Given exercise:
Every record must be repeated exactly, with no omission.

Given data:
- - -
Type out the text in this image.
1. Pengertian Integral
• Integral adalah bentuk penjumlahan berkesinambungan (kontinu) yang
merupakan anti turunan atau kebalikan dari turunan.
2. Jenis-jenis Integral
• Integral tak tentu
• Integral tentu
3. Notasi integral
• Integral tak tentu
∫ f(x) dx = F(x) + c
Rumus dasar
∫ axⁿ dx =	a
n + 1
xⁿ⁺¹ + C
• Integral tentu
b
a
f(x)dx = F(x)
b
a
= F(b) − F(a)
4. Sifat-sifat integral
- - -
Solved problem:
Type out the text in this image.
1. Pengertian Integral
• Integral adalah bentuk penjumlahan berkesinambungan (kontinu) yang
merupakan anti turunan atau kebalikan dari turunan.
2. Jenis-jenis Integral
• Integral tak tentu
• Integral tentu
3. Notasi integral
• Integral tak tentu
∫ f(x) dx = F(x) + c
Rumus dasar
∫ axⁿ dx =	a
n + 1
xⁿ⁺¹ + C
• Integral tentu
b
a
f(x)dx = F(x)
b
a
= F(b) − F(a)
4. Sifat-sifat integral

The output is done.